▸ **OBJECTIVE**:
Exclude any images and output the remaining records exactly.

▸ **Records from a dataset**:
------------------------------------------------
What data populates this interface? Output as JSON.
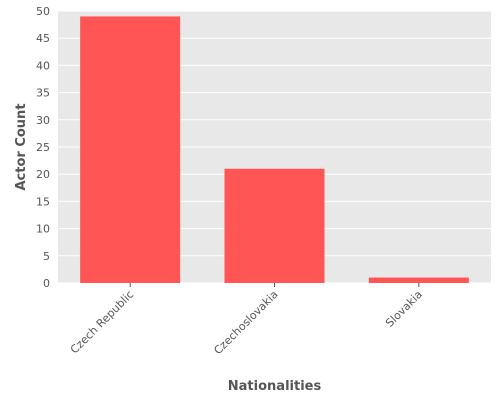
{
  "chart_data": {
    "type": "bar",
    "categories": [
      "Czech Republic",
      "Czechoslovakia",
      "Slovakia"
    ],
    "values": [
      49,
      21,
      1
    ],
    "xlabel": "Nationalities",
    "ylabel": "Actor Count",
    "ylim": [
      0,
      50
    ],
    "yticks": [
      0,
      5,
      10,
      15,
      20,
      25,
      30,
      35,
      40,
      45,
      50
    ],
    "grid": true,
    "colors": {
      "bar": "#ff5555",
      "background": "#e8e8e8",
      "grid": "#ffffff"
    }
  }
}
------------------------------------------------
▸ **THE COMPLETED TASK**:
What data populates this interface? Output as JSON.
{
  "chart_data": {
    "type": "bar",
    "categories": [
      "Czech Republic",
      "Czechoslovakia",
      "Slovakia"
    ],
    "values": [
      49,
      21,
      1
    ],
    "xlabel": "Nationalities",
    "ylabel": "Actor Count",
    "ylim": [
      0,
      50
    ],
    "yticks": [
      0,
      5,
      10,
      15,
      20,
      25,
      30,
      35,
      40,
      45,
      50
    ],
    "grid": true,
    "colors": {
      "bar": "#ff5555",
      "background": "#e8e8e8",
      "grid": "#ffffff"
    }
  }
}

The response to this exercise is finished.